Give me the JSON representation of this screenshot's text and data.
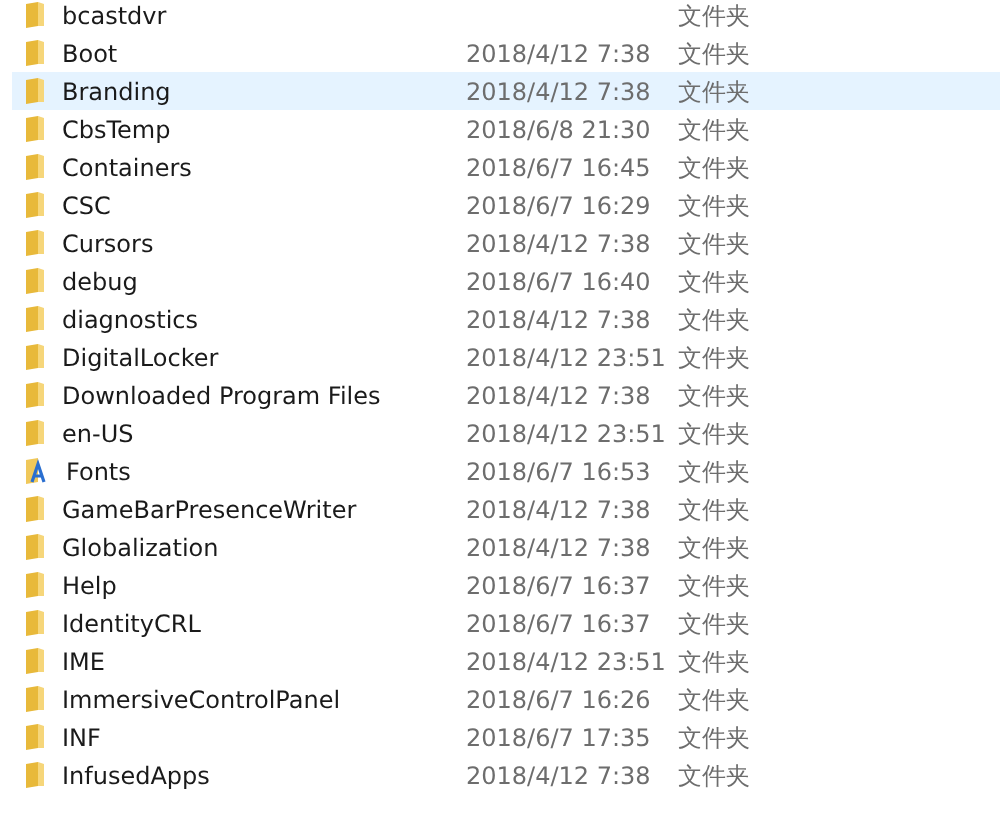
{
  "rows": [
    {
      "name": "bcastdvr",
      "type": "文件夹",
      "kind": "folder",
      "selected": false
    },
    {
      "name": "Boot",
      "modified": "2018/4/12 7:38",
      "type": "文件夹",
      "kind": "folder",
      "selected": false
    },
    {
      "name": "Branding",
      "modified": "2018/4/12 7:38",
      "type": "文件夹",
      "kind": "folder",
      "selected": true
    },
    {
      "name": "CbsTemp",
      "modified": "2018/6/8 21:30",
      "type": "文件夹",
      "kind": "folder",
      "selected": false
    },
    {
      "name": "Containers",
      "modified": "2018/6/7 16:45",
      "type": "文件夹",
      "kind": "folder",
      "selected": false
    },
    {
      "name": "CSC",
      "modified": "2018/6/7 16:29",
      "type": "文件夹",
      "kind": "folder",
      "selected": false
    },
    {
      "name": "Cursors",
      "modified": "2018/4/12 7:38",
      "type": "文件夹",
      "kind": "folder",
      "selected": false
    },
    {
      "name": "debug",
      "modified": "2018/6/7 16:40",
      "type": "文件夹",
      "kind": "folder",
      "selected": false
    },
    {
      "name": "diagnostics",
      "modified": "2018/4/12 7:38",
      "type": "文件夹",
      "kind": "folder",
      "selected": false
    },
    {
      "name": "DigitalLocker",
      "modified": "2018/4/12 23:51",
      "type": "文件夹",
      "kind": "folder",
      "selected": false
    },
    {
      "name": "Downloaded Program Files",
      "modified": "2018/4/12 7:38",
      "type": "文件夹",
      "kind": "folder",
      "selected": false
    },
    {
      "name": "en-US",
      "modified": "2018/4/12 23:51",
      "type": "文件夹",
      "kind": "folder",
      "selected": false
    },
    {
      "name": "Fonts",
      "modified": "2018/6/7 16:53",
      "type": "文件夹",
      "kind": "fonts",
      "selected": false
    },
    {
      "name": "GameBarPresenceWriter",
      "modified": "2018/4/12 7:38",
      "type": "文件夹",
      "kind": "folder",
      "selected": false
    },
    {
      "name": "Globalization",
      "modified": "2018/4/12 7:38",
      "type": "文件夹",
      "kind": "folder",
      "selected": false
    },
    {
      "name": "Help",
      "modified": "2018/6/7 16:37",
      "type": "文件夹",
      "kind": "folder",
      "selected": false
    },
    {
      "name": "IdentityCRL",
      "modified": "2018/6/7 16:37",
      "type": "文件夹",
      "kind": "folder",
      "selected": false
    },
    {
      "name": "IME",
      "modified": "2018/4/12 23:51",
      "type": "文件夹",
      "kind": "folder",
      "selected": false
    },
    {
      "name": "ImmersiveControlPanel",
      "modified": "2018/6/7 16:26",
      "type": "文件夹",
      "kind": "folder",
      "selected": false
    },
    {
      "name": "INF",
      "modified": "2018/6/7 17:35",
      "type": "文件夹",
      "kind": "folder",
      "selected": false
    },
    {
      "name": "InfusedApps",
      "modified": "2018/4/12 7:38",
      "type": "文件夹",
      "kind": "folder",
      "selected": false
    }
  ]
}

**Goal**
Your task is to reproduce all of the material exactly. The pictures stay out.

**Correct answer**
Give me the JSON representation of this screenshot's text and data.
{
  "rows": [
    {
      "name": "bcastdvr",
      "type": "文件夹",
      "kind": "folder",
      "selected": false
    },
    {
      "name": "Boot",
      "modified": "2018/4/12 7:38",
      "type": "文件夹",
      "kind": "folder",
      "selected": false
    },
    {
      "name": "Branding",
      "modified": "2018/4/12 7:38",
      "type": "文件夹",
      "kind": "folder",
      "selected": true
    },
    {
      "name": "CbsTemp",
      "modified": "2018/6/8 21:30",
      "type": "文件夹",
      "kind": "folder",
      "selected": false
    },
    {
      "name": "Containers",
      "modified": "2018/6/7 16:45",
      "type": "文件夹",
      "kind": "folder",
      "selected": false
    },
    {
      "name": "CSC",
      "modified": "2018/6/7 16:29",
      "type": "文件夹",
      "kind": "folder",
      "selected": false
    },
    {
      "name": "Cursors",
      "modified": "2018/4/12 7:38",
      "type": "文件夹",
      "kind": "folder",
      "selected": false
    },
    {
      "name": "debug",
      "modified": "2018/6/7 16:40",
      "type": "文件夹",
      "kind": "folder",
      "selected": false
    },
    {
      "name": "diagnostics",
      "modified": "2018/4/12 7:38",
      "type": "文件夹",
      "kind": "folder",
      "selected": false
    },
    {
      "name": "DigitalLocker",
      "modified": "2018/4/12 23:51",
      "type": "文件夹",
      "kind": "folder",
      "selected": false
    },
    {
      "name": "Downloaded Program Files",
      "modified": "2018/4/12 7:38",
      "type": "文件夹",
      "kind": "folder",
      "selected": false
    },
    {
      "name": "en-US",
      "modified": "2018/4/12 23:51",
      "type": "文件夹",
      "kind": "folder",
      "selected": false
    },
    {
      "name": "Fonts",
      "modified": "2018/6/7 16:53",
      "type": "文件夹",
      "kind": "fonts",
      "selected": false
    },
    {
      "name": "GameBarPresenceWriter",
      "modified": "2018/4/12 7:38",
      "type": "文件夹",
      "kind": "folder",
      "selected": false
    },
    {
      "name": "Globalization",
      "modified": "2018/4/12 7:38",
      "type": "文件夹",
      "kind": "folder",
      "selected": false
    },
    {
      "name": "Help",
      "modified": "2018/6/7 16:37",
      "type": "文件夹",
      "kind": "folder",
      "selected": false
    },
    {
      "name": "IdentityCRL",
      "modified": "2018/6/7 16:37",
      "type": "文件夹",
      "kind": "folder",
      "selected": false
    },
    {
      "name": "IME",
      "modified": "2018/4/12 23:51",
      "type": "文件夹",
      "kind": "folder",
      "selected": false
    },
    {
      "name": "ImmersiveControlPanel",
      "modified": "2018/6/7 16:26",
      "type": "文件夹",
      "kind": "folder",
      "selected": false
    },
    {
      "name": "INF",
      "modified": "2018/6/7 17:35",
      "type": "文件夹",
      "kind": "folder",
      "selected": false
    },
    {
      "name": "InfusedApps",
      "modified": "2018/4/12 7:38",
      "type": "文件夹",
      "kind": "folder",
      "selected": false
    }
  ]
}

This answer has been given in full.